[Begin EXTRACTED ENTRIES]

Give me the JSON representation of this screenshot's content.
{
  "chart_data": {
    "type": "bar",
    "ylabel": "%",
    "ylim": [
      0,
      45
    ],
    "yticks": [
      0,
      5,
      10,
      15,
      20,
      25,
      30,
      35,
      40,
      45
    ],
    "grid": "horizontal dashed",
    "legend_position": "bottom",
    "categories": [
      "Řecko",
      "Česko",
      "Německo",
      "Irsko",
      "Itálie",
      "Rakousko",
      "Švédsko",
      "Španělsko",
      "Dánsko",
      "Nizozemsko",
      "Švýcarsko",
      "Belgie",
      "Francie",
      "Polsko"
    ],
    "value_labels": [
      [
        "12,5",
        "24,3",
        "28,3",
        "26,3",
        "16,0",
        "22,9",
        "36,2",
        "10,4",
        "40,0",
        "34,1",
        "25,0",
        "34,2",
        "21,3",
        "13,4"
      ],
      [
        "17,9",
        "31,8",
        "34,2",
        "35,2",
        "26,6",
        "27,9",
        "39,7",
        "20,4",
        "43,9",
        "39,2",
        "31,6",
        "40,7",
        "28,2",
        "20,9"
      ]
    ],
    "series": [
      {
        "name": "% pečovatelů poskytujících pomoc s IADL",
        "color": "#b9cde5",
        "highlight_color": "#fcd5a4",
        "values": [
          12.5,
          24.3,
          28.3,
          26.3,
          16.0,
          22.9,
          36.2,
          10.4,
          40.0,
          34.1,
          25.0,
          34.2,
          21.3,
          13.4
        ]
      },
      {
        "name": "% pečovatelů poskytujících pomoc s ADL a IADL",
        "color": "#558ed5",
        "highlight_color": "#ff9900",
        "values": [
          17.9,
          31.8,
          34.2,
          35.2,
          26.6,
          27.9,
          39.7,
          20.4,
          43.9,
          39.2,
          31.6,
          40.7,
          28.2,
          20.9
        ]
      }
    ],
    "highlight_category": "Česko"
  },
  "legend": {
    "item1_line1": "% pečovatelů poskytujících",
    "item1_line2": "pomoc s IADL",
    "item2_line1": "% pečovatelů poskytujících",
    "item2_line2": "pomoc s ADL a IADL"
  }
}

[End EXTRACTED ENTRIES]

TASK OBJECTIVE
Go through the records above and copy every line with the word "IADL".

RIGHT ANSWER
        "name": "% pečovatelů poskytujících pomoc s IADL",
        "name": "% pečovatelů poskytujících pomoc s ADL a IADL",
    "item1_line2": "pomoc s IADL",
    "item2_line2": "pomoc s ADL a IADL"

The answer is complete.